> **Dataset entries**
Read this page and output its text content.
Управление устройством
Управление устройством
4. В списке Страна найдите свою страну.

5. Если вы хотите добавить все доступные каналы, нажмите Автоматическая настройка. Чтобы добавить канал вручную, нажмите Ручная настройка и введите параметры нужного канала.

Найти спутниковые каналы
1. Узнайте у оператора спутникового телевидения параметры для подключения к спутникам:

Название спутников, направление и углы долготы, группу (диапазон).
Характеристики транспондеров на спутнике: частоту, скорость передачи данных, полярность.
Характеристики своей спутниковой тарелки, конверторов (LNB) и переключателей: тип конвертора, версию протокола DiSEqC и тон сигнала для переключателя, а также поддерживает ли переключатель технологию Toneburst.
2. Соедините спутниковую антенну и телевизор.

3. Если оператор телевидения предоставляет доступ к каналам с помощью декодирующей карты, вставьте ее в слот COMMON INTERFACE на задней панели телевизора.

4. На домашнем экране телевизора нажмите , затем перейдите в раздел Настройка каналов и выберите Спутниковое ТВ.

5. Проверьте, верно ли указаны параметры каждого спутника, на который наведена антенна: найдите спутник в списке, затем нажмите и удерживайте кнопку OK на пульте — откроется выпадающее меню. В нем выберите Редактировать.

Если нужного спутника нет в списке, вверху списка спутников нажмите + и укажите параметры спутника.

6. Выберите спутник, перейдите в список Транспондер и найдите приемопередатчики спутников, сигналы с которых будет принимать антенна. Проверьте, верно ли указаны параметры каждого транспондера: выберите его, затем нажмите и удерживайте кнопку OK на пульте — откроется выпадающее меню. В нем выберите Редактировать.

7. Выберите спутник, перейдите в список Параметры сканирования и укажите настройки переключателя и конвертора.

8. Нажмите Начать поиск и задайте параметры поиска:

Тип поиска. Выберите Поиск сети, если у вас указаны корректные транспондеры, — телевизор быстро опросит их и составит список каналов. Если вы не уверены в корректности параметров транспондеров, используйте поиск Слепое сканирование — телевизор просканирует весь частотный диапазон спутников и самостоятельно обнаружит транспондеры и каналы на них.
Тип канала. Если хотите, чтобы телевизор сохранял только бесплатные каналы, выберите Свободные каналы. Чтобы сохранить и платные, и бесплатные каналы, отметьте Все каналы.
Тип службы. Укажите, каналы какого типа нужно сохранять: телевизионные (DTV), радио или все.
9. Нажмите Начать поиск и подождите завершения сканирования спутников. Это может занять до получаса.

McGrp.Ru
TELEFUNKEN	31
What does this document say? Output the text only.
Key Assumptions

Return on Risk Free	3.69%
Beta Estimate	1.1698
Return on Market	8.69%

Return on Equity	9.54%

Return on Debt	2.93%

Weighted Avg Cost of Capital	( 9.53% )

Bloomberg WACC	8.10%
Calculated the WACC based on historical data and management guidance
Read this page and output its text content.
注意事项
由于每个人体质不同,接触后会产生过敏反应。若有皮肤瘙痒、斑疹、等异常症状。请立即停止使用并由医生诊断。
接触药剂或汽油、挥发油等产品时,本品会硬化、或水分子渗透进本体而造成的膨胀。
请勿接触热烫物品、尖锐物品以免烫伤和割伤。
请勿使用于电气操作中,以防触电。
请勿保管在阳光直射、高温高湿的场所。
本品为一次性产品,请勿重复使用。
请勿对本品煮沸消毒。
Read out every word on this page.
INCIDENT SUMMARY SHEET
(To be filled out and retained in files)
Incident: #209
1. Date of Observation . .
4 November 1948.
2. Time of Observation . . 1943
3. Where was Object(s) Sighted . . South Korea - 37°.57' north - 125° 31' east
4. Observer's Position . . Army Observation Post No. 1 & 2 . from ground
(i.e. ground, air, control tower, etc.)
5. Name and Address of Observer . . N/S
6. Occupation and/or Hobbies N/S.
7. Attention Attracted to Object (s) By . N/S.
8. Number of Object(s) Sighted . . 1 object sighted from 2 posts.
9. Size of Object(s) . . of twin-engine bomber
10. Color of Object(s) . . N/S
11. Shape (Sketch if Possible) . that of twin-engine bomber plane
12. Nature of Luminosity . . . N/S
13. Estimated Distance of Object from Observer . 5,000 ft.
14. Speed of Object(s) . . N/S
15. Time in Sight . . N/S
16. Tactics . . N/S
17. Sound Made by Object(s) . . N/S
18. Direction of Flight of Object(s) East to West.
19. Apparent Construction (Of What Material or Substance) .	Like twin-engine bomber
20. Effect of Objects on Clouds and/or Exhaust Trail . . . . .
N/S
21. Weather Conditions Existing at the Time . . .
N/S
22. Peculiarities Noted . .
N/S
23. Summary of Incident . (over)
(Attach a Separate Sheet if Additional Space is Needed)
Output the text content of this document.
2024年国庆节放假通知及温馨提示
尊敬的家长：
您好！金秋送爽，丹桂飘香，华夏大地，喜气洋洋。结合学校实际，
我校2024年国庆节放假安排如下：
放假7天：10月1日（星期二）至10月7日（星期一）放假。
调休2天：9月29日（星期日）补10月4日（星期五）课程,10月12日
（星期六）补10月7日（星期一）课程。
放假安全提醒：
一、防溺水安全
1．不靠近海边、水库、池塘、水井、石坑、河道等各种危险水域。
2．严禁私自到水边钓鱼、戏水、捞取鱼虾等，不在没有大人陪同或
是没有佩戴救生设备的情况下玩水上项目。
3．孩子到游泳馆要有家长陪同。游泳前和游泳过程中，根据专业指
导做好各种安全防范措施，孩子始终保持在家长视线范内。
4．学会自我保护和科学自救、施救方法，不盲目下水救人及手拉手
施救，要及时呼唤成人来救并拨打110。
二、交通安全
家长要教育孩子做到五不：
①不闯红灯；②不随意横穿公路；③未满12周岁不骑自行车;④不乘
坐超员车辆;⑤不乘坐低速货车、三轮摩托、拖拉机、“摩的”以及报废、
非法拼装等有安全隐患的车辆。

> **Prompt**
Repeat, without changes, every line from the one that contains "Output the text content of this document." through the final line of the data.

> **Result below**
Output the text content of this document.
2024年国庆节放假通知及温馨提示
尊敬的家长：
您好！金秋送爽，丹桂飘香，华夏大地，喜气洋洋。结合学校实际，
我校2024年国庆节放假安排如下：
放假7天：10月1日（星期二）至10月7日（星期一）放假。
调休2天：9月29日（星期日）补10月4日（星期五）课程,10月12日
（星期六）补10月7日（星期一）课程。
放假安全提醒：
一、防溺水安全
1．不靠近海边、水库、池塘、水井、石坑、河道等各种危险水域。
2．严禁私自到水边钓鱼、戏水、捞取鱼虾等，不在没有大人陪同或
是没有佩戴救生设备的情况下玩水上项目。
3．孩子到游泳馆要有家长陪同。游泳前和游泳过程中，根据专业指
导做好各种安全防范措施，孩子始终保持在家长视线范内。
4．学会自我保护和科学自救、施救方法，不盲目下水救人及手拉手
施救，要及时呼唤成人来救并拨打110。
二、交通安全
家长要教育孩子做到五不：
①不闯红灯；②不随意横穿公路；③未满12周岁不骑自行车;④不乘
坐超员车辆;⑤不乘坐低速货车、三轮摩托、拖拉机、“摩的”以及报废、
非法拼装等有安全隐患的车辆。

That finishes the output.